Rows from a figure dataset
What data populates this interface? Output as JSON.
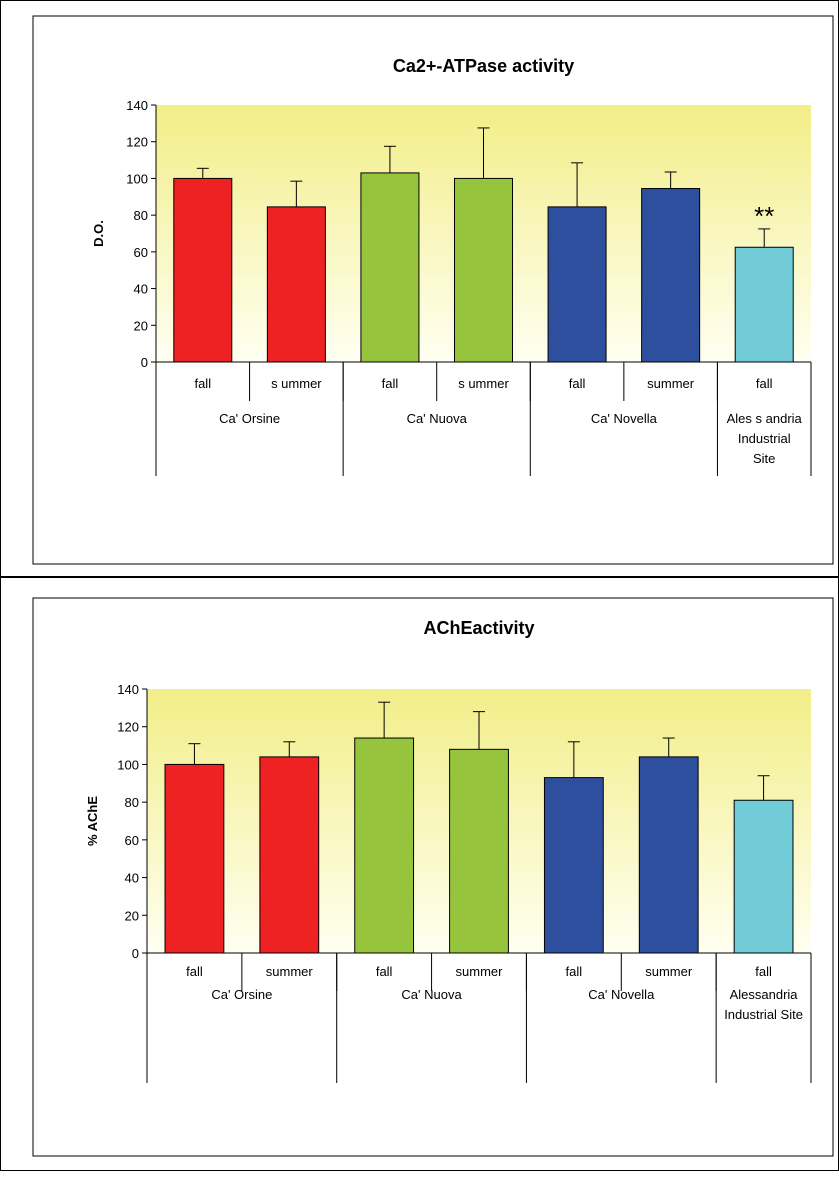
{
  "chart_data": [
    {
      "type": "bar",
      "title": "Ca2+-ATPase activity",
      "ylabel": "D.O.",
      "ylim": [
        0,
        140
      ],
      "yticks": [
        0,
        20,
        40,
        60,
        80,
        100,
        120,
        140
      ],
      "categories": [
        "fall",
        "summer",
        "fall",
        "summer",
        "fall",
        "summer",
        "fall"
      ],
      "category_display": [
        "fall",
        "s ummer",
        "fall",
        "s ummer",
        "fall",
        "summer",
        "fall"
      ],
      "groups": [
        {
          "label": [
            "Ca' Orsine"
          ],
          "count": 2
        },
        {
          "label": [
            "Ca' Nuova"
          ],
          "count": 2
        },
        {
          "label": [
            "Ca' Novella"
          ],
          "count": 2
        },
        {
          "label": [
            "Ales s andria",
            "Industrial",
            "Site"
          ],
          "count": 1
        }
      ],
      "values": [
        100,
        84.5,
        103,
        100,
        84.5,
        94.5,
        62.5
      ],
      "errors": [
        5.5,
        14,
        14.5,
        27.5,
        24,
        9,
        10
      ],
      "colors": [
        "#ee2222",
        "#ee2222",
        "#96c43c",
        "#96c43c",
        "#2e4e9e",
        "#2e4e9e",
        "#72ccd8"
      ],
      "annotations": [
        {
          "index": 6,
          "text": "**"
        }
      ],
      "background_gradient": [
        "#f2ee88",
        "#fffff2"
      ],
      "grid": false,
      "legend": "none"
    },
    {
      "type": "bar",
      "title": "AChE activity",
      "title_display": "AChEactivity",
      "ylabel": "% AChE",
      "ylim": [
        0,
        140
      ],
      "yticks": [
        0,
        20,
        40,
        60,
        80,
        100,
        120,
        140
      ],
      "categories": [
        "fall",
        "summer",
        "fall",
        "summer",
        "fall",
        "summer",
        "fall"
      ],
      "category_display": [
        "fall",
        "summer",
        "fall",
        "summer",
        "fall",
        "summer",
        "fall"
      ],
      "groups": [
        {
          "label": [
            "Ca' Orsine"
          ],
          "count": 2
        },
        {
          "label": [
            "Ca' Nuova"
          ],
          "count": 2
        },
        {
          "label": [
            "Ca' Novella"
          ],
          "count": 2
        },
        {
          "label": [
            "Alessandria",
            "Industrial Site"
          ],
          "count": 1
        }
      ],
      "values": [
        100,
        104,
        114,
        108,
        93,
        104,
        81
      ],
      "errors": [
        11,
        8,
        19,
        20,
        19,
        10,
        13
      ],
      "colors": [
        "#ee2222",
        "#ee2222",
        "#96c43c",
        "#96c43c",
        "#2e4e9e",
        "#2e4e9e",
        "#72ccd8"
      ],
      "annotations": [],
      "background_gradient": [
        "#f2ee88",
        "#fffff2"
      ],
      "grid": false,
      "legend": "none"
    }
  ]
}
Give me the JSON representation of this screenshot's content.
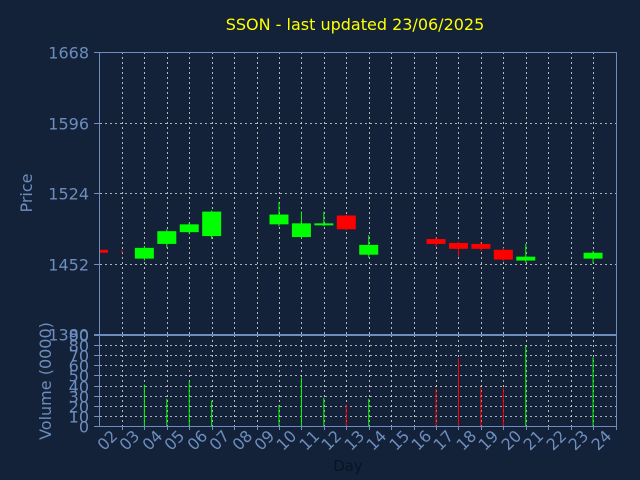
{
  "chart_data": [
    {
      "type": "candlestick",
      "title": "SSON - last updated 23/06/2025",
      "ylabel": "Price",
      "ylim": [
        1380,
        1668
      ],
      "yticks": [
        "1668",
        "1596",
        "1524",
        "1452",
        "1380"
      ],
      "grid": true,
      "candles": [
        {
          "day": "02",
          "open": 1466,
          "close": 1463,
          "high": 1466,
          "low": 1463
        },
        {
          "day": "03",
          "open": 1457,
          "close": 1468,
          "high": 1470,
          "low": 1455
        },
        {
          "day": "04",
          "open": 1472,
          "close": 1485,
          "high": 1487,
          "low": 1468
        },
        {
          "day": "05",
          "open": 1484,
          "close": 1492,
          "high": 1494,
          "low": 1482
        },
        {
          "day": "06",
          "open": 1480,
          "close": 1505,
          "high": 1506,
          "low": 1477
        },
        {
          "day": "09",
          "open": 1492,
          "close": 1502,
          "high": 1515,
          "low": 1490
        },
        {
          "day": "10",
          "open": 1479,
          "close": 1493,
          "high": 1505,
          "low": 1478
        },
        {
          "day": "11",
          "open": 1491,
          "close": 1493,
          "high": 1505,
          "low": 1490
        },
        {
          "day": "12",
          "open": 1501,
          "close": 1487,
          "high": 1502,
          "low": 1486
        },
        {
          "day": "13",
          "open": 1461,
          "close": 1471,
          "high": 1481,
          "low": 1458
        },
        {
          "day": "16",
          "open": 1477,
          "close": 1472,
          "high": 1479,
          "low": 1469
        },
        {
          "day": "17",
          "open": 1473,
          "close": 1467,
          "high": 1474,
          "low": 1459
        },
        {
          "day": "18",
          "open": 1472,
          "close": 1467,
          "high": 1474,
          "low": 1465
        },
        {
          "day": "19",
          "open": 1466,
          "close": 1456,
          "high": 1468,
          "low": 1454
        },
        {
          "day": "20",
          "open": 1455,
          "close": 1459,
          "high": 1472,
          "low": 1453
        },
        {
          "day": "23",
          "open": 1457,
          "close": 1463,
          "high": 1465,
          "low": 1452
        }
      ]
    },
    {
      "type": "bar",
      "ylabel": "Volume (0000)",
      "xlabel": "Day",
      "ylim": [
        0,
        90
      ],
      "yticks": [
        "90",
        "80",
        "70",
        "60",
        "50",
        "40",
        "30",
        "20",
        "10",
        "0"
      ],
      "categories": [
        "02",
        "03",
        "04",
        "05",
        "06",
        "07",
        "08",
        "09",
        "10",
        "11",
        "12",
        "13",
        "14",
        "15",
        "16",
        "17",
        "18",
        "19",
        "20",
        "21",
        "22",
        "23",
        "24"
      ],
      "values": [
        0,
        41,
        27,
        44,
        25,
        0,
        0,
        21,
        48,
        28,
        21,
        27,
        0,
        0,
        37,
        67,
        38,
        38,
        80,
        0,
        0,
        68,
        0
      ],
      "direction": [
        "",
        "up",
        "up",
        "up",
        "up",
        "",
        "",
        "up",
        "up",
        "up",
        "down",
        "up",
        "",
        "",
        "down",
        "down",
        "down",
        "down",
        "up",
        "",
        "",
        "up",
        ""
      ]
    }
  ],
  "colors": {
    "background": "#132238",
    "title": "#FFFF00",
    "axis_text": "#6C8DBE",
    "grid": "#E0E0E0",
    "up": "#00FF00",
    "down": "#FF0000"
  }
}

Task objective - In your copy of the records, include no pictures; repeat everything else exactly.

Final result -
What data populates this interface? Output as JSON.
{
  "chart_data": [
    {
      "type": "bar",
      "title": "Ca2+-ATPase activity",
      "ylabel": "D.O.",
      "ylim": [
        0,
        140
      ],
      "yticks": [
        0,
        20,
        40,
        60,
        80,
        100,
        120,
        140
      ],
      "categories": [
        "fall",
        "summer",
        "fall",
        "summer",
        "fall",
        "summer",
        "fall"
      ],
      "category_display": [
        "fall",
        "s ummer",
        "fall",
        "s ummer",
        "fall",
        "summer",
        "fall"
      ],
      "groups": [
        {
          "label": [
            "Ca' Orsine"
          ],
          "count": 2
        },
        {
          "label": [
            "Ca' Nuova"
          ],
          "count": 2
        },
        {
          "label": [
            "Ca' Novella"
          ],
          "count": 2
        },
        {
          "label": [
            "Ales s andria",
            "Industrial",
            "Site"
          ],
          "count": 1
        }
      ],
      "values": [
        100,
        84.5,
        103,
        100,
        84.5,
        94.5,
        62.5
      ],
      "errors": [
        5.5,
        14,
        14.5,
        27.5,
        24,
        9,
        10
      ],
      "colors": [
        "#ee2222",
        "#ee2222",
        "#96c43c",
        "#96c43c",
        "#2e4e9e",
        "#2e4e9e",
        "#72ccd8"
      ],
      "annotations": [
        {
          "index": 6,
          "text": "**"
        }
      ],
      "background_gradient": [
        "#f2ee88",
        "#fffff2"
      ],
      "grid": false,
      "legend": "none"
    },
    {
      "type": "bar",
      "title": "AChE activity",
      "title_display": "AChEactivity",
      "ylabel": "% AChE",
      "ylim": [
        0,
        140
      ],
      "yticks": [
        0,
        20,
        40,
        60,
        80,
        100,
        120,
        140
      ],
      "categories": [
        "fall",
        "summer",
        "fall",
        "summer",
        "fall",
        "summer",
        "fall"
      ],
      "category_display": [
        "fall",
        "summer",
        "fall",
        "summer",
        "fall",
        "summer",
        "fall"
      ],
      "groups": [
        {
          "label": [
            "Ca' Orsine"
          ],
          "count": 2
        },
        {
          "label": [
            "Ca' Nuova"
          ],
          "count": 2
        },
        {
          "label": [
            "Ca' Novella"
          ],
          "count": 2
        },
        {
          "label": [
            "Alessandria",
            "Industrial Site"
          ],
          "count": 1
        }
      ],
      "values": [
        100,
        104,
        114,
        108,
        93,
        104,
        81
      ],
      "errors": [
        11,
        8,
        19,
        20,
        19,
        10,
        13
      ],
      "colors": [
        "#ee2222",
        "#ee2222",
        "#96c43c",
        "#96c43c",
        "#2e4e9e",
        "#2e4e9e",
        "#72ccd8"
      ],
      "annotations": [],
      "background_gradient": [
        "#f2ee88",
        "#fffff2"
      ],
      "grid": false,
      "legend": "none"
    }
  ]
}
Give me the JSON representation of this screenshot's content.
{
  "chart_data": [
    {
      "type": "candlestick",
      "title": "SSON - last updated 23/06/2025",
      "ylabel": "Price",
      "ylim": [
        1380,
        1668
      ],
      "yticks": [
        "1668",
        "1596",
        "1524",
        "1452",
        "1380"
      ],
      "grid": true,
      "candles": [
        {
          "day": "02",
          "open": 1466,
          "close": 1463,
          "high": 1466,
          "low": 1463
        },
        {
          "day": "03",
          "open": 1457,
          "close": 1468,
          "high": 1470,
          "low": 1455
        },
        {
          "day": "04",
          "open": 1472,
          "close": 1485,
          "high": 1487,
          "low": 1468
        },
        {
          "day": "05",
          "open": 1484,
          "close": 1492,
          "high": 1494,
          "low": 1482
        },
        {
          "day": "06",
          "open": 1480,
          "close": 1505,
          "high": 1506,
          "low": 1477
        },
        {
          "day": "09",
          "open": 1492,
          "close": 1502,
          "high": 1515,
          "low": 1490
        },
        {
          "day": "10",
          "open": 1479,
          "close": 1493,
          "high": 1505,
          "low": 1478
        },
        {
          "day": "11",
          "open": 1491,
          "close": 1493,
          "high": 1505,
          "low": 1490
        },
        {
          "day": "12",
          "open": 1501,
          "close": 1487,
          "high": 1502,
          "low": 1486
        },
        {
          "day": "13",
          "open": 1461,
          "close": 1471,
          "high": 1481,
          "low": 1458
        },
        {
          "day": "16",
          "open": 1477,
          "close": 1472,
          "high": 1479,
          "low": 1469
        },
        {
          "day": "17",
          "open": 1473,
          "close": 1467,
          "high": 1474,
          "low": 1459
        },
        {
          "day": "18",
          "open": 1472,
          "close": 1467,
          "high": 1474,
          "low": 1465
        },
        {
          "day": "19",
          "open": 1466,
          "close": 1456,
          "high": 1468,
          "low": 1454
        },
        {
          "day": "20",
          "open": 1455,
          "close": 1459,
          "high": 1472,
          "low": 1453
        },
        {
          "day": "23",
          "open": 1457,
          "close": 1463,
          "high": 1465,
          "low": 1452
        }
      ]
    },
    {
      "type": "bar",
      "ylabel": "Volume (0000)",
      "xlabel": "Day",
      "ylim": [
        0,
        90
      ],
      "yticks": [
        "90",
        "80",
        "70",
        "60",
        "50",
        "40",
        "30",
        "20",
        "10",
        "0"
      ],
      "categories": [
        "02",
        "03",
        "04",
        "05",
        "06",
        "07",
        "08",
        "09",
        "10",
        "11",
        "12",
        "13",
        "14",
        "15",
        "16",
        "17",
        "18",
        "19",
        "20",
        "21",
        "22",
        "23",
        "24"
      ],
      "values": [
        0,
        41,
        27,
        44,
        25,
        0,
        0,
        21,
        48,
        28,
        21,
        27,
        0,
        0,
        37,
        67,
        38,
        38,
        80,
        0,
        0,
        68,
        0
      ],
      "direction": [
        "",
        "up",
        "up",
        "up",
        "up",
        "",
        "",
        "up",
        "up",
        "up",
        "down",
        "up",
        "",
        "",
        "down",
        "down",
        "down",
        "down",
        "up",
        "",
        "",
        "up",
        ""
      ]
    }
  ],
  "colors": {
    "background": "#132238",
    "title": "#FFFF00",
    "axis_text": "#6C8DBE",
    "grid": "#E0E0E0",
    "up": "#00FF00",
    "down": "#FF0000"
  }
}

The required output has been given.